** Begin Stored data **

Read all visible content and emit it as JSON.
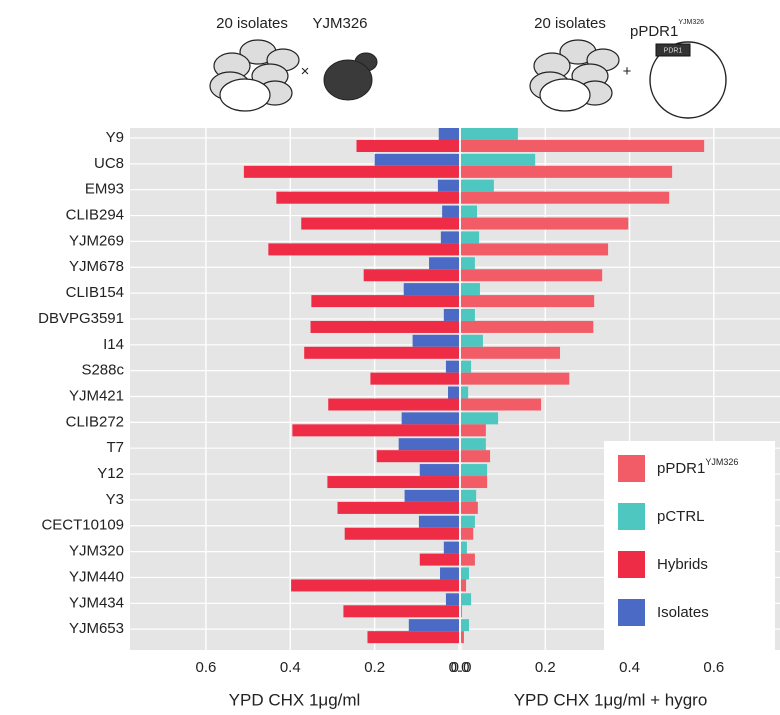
{
  "illustration": {
    "left_label": "20 isolates",
    "left_partner": "YJM326",
    "left_operator": "×",
    "right_label": "20 isolates",
    "right_partner": "pPDR1",
    "right_partner_superscript": "YJM326",
    "right_operator": "+",
    "plasmid_gene": "PDR1"
  },
  "chart_data": [
    {
      "type": "hbar",
      "xlabel": "YPD CHX 1μg/ml",
      "categories": [
        "Y9",
        "UC8",
        "EM93",
        "CLIB294",
        "YJM269",
        "YJM678",
        "CLIB154",
        "DBVPG3591",
        "I14",
        "S288c",
        "YJM421",
        "CLIB272",
        "T7",
        "Y12",
        "Y3",
        "CECT10109",
        "YJM320",
        "YJM440",
        "YJM434",
        "YJM653"
      ],
      "xlim": [
        0.78,
        0
      ],
      "xticks": [
        0.6,
        0.4,
        0.2,
        {
          "value": 0,
          "label": "0.0"
        }
      ],
      "grid": true,
      "series": [
        {
          "name": "Isolates",
          "color": "#4a6ac6",
          "values": [
            0.048,
            0.2,
            0.05,
            0.04,
            0.043,
            0.071,
            0.131,
            0.036,
            0.11,
            0.031,
            0.026,
            0.136,
            0.143,
            0.093,
            0.129,
            0.095,
            0.036,
            0.045,
            0.031,
            0.119
          ]
        },
        {
          "name": "Hybrids",
          "color": "#ee2c45",
          "values": [
            0.243,
            0.51,
            0.433,
            0.374,
            0.452,
            0.226,
            0.35,
            0.352,
            0.367,
            0.21,
            0.31,
            0.395,
            0.195,
            0.312,
            0.288,
            0.271,
            0.093,
            0.398,
            0.274,
            0.217
          ]
        }
      ]
    },
    {
      "type": "hbar",
      "xlabel": "YPD CHX 1μg/ml + hygro",
      "xlim": [
        0,
        0.757
      ],
      "xticks": [
        {
          "value": 0,
          "label": "0.0"
        },
        0.2,
        0.4,
        0.6
      ],
      "grid": true,
      "legend": "bottom-right",
      "series": [
        {
          "name": "pCTRL",
          "color": "#4dc7bf",
          "values": [
            0.135,
            0.176,
            0.078,
            0.038,
            0.043,
            0.033,
            0.045,
            0.033,
            0.052,
            0.024,
            0.017,
            0.088,
            0.059,
            0.062,
            0.036,
            0.033,
            0.014,
            0.019,
            0.024,
            0.019
          ]
        },
        {
          "name": "pPDR1",
          "name_superscript": "YJM326",
          "color": "#f25c67",
          "values": [
            0.577,
            0.501,
            0.494,
            0.397,
            0.349,
            0.335,
            0.316,
            0.314,
            0.235,
            0.257,
            0.19,
            0.059,
            0.069,
            0.062,
            0.04,
            0.029,
            0.033,
            0.012,
            0.002,
            0.007
          ]
        }
      ]
    }
  ]
}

** End Stored data **

Transcribe the material exactly, keeping every word and none of the pictures.

Written reply:
Read all visible content and emit it as JSON.
{
  "illustration": {
    "left_label": "20 isolates",
    "left_partner": "YJM326",
    "left_operator": "×",
    "right_label": "20 isolates",
    "right_partner": "pPDR1",
    "right_partner_superscript": "YJM326",
    "right_operator": "+",
    "plasmid_gene": "PDR1"
  },
  "chart_data": [
    {
      "type": "hbar",
      "xlabel": "YPD CHX 1μg/ml",
      "categories": [
        "Y9",
        "UC8",
        "EM93",
        "CLIB294",
        "YJM269",
        "YJM678",
        "CLIB154",
        "DBVPG3591",
        "I14",
        "S288c",
        "YJM421",
        "CLIB272",
        "T7",
        "Y12",
        "Y3",
        "CECT10109",
        "YJM320",
        "YJM440",
        "YJM434",
        "YJM653"
      ],
      "xlim": [
        0.78,
        0
      ],
      "xticks": [
        0.6,
        0.4,
        0.2,
        {
          "value": 0,
          "label": "0.0"
        }
      ],
      "grid": true,
      "series": [
        {
          "name": "Isolates",
          "color": "#4a6ac6",
          "values": [
            0.048,
            0.2,
            0.05,
            0.04,
            0.043,
            0.071,
            0.131,
            0.036,
            0.11,
            0.031,
            0.026,
            0.136,
            0.143,
            0.093,
            0.129,
            0.095,
            0.036,
            0.045,
            0.031,
            0.119
          ]
        },
        {
          "name": "Hybrids",
          "color": "#ee2c45",
          "values": [
            0.243,
            0.51,
            0.433,
            0.374,
            0.452,
            0.226,
            0.35,
            0.352,
            0.367,
            0.21,
            0.31,
            0.395,
            0.195,
            0.312,
            0.288,
            0.271,
            0.093,
            0.398,
            0.274,
            0.217
          ]
        }
      ]
    },
    {
      "type": "hbar",
      "xlabel": "YPD CHX 1μg/ml + hygro",
      "xlim": [
        0,
        0.757
      ],
      "xticks": [
        {
          "value": 0,
          "label": "0.0"
        },
        0.2,
        0.4,
        0.6
      ],
      "grid": true,
      "legend": "bottom-right",
      "series": [
        {
          "name": "pCTRL",
          "color": "#4dc7bf",
          "values": [
            0.135,
            0.176,
            0.078,
            0.038,
            0.043,
            0.033,
            0.045,
            0.033,
            0.052,
            0.024,
            0.017,
            0.088,
            0.059,
            0.062,
            0.036,
            0.033,
            0.014,
            0.019,
            0.024,
            0.019
          ]
        },
        {
          "name": "pPDR1",
          "name_superscript": "YJM326",
          "color": "#f25c67",
          "values": [
            0.577,
            0.501,
            0.494,
            0.397,
            0.349,
            0.335,
            0.316,
            0.314,
            0.235,
            0.257,
            0.19,
            0.059,
            0.069,
            0.062,
            0.04,
            0.029,
            0.033,
            0.012,
            0.002,
            0.007
          ]
        }
      ]
    }
  ]
}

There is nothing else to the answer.